From the entries below, please gather each line containing the string "Nivel".

begin Supplied records

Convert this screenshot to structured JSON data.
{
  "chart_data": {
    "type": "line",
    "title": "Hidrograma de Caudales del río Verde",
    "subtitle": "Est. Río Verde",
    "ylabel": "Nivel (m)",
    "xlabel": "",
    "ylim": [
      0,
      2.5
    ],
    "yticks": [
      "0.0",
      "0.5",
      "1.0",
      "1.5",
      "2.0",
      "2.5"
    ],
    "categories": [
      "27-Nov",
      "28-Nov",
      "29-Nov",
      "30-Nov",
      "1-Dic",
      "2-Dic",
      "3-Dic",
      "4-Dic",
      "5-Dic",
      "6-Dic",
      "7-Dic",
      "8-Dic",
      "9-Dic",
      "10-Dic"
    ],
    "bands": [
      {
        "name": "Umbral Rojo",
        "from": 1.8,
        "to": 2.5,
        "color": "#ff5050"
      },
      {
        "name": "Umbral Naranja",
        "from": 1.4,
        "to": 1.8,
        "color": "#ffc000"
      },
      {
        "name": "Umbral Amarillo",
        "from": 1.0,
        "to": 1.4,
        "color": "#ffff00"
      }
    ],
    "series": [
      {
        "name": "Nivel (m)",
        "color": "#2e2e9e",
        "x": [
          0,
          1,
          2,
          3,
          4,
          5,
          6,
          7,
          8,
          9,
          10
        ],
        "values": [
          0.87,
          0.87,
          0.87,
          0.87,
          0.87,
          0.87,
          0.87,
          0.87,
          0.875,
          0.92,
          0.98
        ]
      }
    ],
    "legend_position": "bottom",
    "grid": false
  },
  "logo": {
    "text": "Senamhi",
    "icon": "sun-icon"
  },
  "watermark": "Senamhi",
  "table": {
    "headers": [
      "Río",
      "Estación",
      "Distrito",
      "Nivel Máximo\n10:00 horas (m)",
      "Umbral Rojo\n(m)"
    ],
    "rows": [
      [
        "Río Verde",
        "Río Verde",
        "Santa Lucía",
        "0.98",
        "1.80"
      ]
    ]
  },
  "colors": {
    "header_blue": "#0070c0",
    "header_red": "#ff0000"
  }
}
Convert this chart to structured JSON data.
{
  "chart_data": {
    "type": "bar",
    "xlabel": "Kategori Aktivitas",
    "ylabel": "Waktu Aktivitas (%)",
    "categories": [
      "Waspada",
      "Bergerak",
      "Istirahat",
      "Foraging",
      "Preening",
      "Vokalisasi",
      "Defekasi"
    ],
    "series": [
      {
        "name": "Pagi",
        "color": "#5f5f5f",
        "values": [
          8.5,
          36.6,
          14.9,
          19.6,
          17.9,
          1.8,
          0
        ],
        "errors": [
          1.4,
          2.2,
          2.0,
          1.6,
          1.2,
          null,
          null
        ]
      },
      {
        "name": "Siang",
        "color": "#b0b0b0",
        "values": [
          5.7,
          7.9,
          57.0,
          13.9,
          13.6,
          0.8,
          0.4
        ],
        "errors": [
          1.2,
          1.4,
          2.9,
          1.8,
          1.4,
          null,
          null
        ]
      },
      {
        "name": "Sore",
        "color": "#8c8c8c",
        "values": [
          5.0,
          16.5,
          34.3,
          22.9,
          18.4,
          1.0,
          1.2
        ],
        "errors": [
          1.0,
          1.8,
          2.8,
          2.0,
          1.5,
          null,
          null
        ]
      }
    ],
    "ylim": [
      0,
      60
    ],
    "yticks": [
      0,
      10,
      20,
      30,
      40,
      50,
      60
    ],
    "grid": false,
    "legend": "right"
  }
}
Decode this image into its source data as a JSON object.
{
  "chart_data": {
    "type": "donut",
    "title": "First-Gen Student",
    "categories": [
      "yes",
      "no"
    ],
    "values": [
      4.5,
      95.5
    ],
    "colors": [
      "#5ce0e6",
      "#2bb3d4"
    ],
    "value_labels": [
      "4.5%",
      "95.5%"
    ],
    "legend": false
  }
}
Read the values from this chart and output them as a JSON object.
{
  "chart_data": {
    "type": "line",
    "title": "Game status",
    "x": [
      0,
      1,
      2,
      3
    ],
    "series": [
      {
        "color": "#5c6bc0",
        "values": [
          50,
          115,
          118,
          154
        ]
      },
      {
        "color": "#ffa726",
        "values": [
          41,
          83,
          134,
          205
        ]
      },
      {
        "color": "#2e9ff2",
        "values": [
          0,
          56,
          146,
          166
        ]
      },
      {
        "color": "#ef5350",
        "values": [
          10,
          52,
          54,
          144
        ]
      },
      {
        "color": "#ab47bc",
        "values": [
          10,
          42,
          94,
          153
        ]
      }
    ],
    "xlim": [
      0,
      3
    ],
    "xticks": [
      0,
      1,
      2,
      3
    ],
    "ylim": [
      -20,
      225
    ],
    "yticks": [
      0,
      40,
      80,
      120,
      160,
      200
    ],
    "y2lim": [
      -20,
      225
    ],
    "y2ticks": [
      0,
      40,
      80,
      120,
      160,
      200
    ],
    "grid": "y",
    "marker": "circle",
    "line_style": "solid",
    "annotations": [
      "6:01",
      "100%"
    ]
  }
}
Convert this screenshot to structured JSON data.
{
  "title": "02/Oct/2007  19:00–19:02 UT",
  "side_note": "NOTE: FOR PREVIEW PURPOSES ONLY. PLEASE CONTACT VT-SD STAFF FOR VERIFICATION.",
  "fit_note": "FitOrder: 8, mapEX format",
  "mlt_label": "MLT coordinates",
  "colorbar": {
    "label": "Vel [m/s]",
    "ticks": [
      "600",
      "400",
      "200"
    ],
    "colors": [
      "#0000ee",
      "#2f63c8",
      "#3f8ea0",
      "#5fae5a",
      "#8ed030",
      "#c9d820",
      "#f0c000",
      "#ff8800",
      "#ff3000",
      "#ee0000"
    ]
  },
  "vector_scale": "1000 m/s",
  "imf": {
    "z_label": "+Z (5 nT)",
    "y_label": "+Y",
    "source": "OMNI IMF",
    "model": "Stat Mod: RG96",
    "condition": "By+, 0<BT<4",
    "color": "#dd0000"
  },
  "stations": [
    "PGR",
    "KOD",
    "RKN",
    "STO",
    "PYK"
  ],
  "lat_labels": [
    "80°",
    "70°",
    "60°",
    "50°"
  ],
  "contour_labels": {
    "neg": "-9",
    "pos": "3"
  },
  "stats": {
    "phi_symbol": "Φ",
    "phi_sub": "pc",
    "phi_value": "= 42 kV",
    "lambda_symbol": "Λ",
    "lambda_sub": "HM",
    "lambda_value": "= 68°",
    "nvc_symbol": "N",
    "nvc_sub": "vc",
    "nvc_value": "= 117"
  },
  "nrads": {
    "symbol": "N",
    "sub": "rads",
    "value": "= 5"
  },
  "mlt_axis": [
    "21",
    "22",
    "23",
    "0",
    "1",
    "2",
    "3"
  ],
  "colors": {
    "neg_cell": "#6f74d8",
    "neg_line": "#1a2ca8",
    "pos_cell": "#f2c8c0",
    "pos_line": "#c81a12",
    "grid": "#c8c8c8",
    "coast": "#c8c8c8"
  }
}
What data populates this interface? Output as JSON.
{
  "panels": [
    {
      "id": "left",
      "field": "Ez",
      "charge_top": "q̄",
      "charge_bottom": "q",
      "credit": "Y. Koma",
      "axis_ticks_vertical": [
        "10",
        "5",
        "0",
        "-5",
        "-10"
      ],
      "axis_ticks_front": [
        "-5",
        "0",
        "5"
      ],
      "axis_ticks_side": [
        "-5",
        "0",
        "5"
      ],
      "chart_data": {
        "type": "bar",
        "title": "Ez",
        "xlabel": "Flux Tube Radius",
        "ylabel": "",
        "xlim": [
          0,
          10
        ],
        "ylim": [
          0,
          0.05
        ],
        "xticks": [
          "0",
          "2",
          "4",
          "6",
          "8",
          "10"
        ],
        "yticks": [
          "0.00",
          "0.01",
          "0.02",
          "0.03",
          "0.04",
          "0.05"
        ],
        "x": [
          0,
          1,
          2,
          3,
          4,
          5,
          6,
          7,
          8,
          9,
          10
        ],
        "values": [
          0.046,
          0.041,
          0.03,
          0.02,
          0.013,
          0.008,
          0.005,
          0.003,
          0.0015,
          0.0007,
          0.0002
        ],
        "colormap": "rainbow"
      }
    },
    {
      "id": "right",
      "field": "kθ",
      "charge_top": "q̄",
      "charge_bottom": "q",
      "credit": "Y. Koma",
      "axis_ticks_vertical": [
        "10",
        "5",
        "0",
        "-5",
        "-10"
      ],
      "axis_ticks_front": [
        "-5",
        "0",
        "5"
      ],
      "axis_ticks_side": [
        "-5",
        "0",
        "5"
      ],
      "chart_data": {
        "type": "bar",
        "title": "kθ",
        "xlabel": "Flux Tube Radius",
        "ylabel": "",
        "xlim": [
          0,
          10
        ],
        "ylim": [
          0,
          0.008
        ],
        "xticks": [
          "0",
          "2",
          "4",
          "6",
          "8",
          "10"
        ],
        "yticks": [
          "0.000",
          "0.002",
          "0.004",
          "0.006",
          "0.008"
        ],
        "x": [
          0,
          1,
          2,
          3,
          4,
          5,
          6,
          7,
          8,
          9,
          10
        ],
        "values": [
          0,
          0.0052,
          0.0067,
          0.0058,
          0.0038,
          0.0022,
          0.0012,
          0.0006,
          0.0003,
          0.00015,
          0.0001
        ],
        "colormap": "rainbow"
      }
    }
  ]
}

end Supplied records

## Task solution
    "ylabel": "Nivel (m)",
        "name": "Nivel (m)",
      "Nivel Máximo\n10:00 horas (m)",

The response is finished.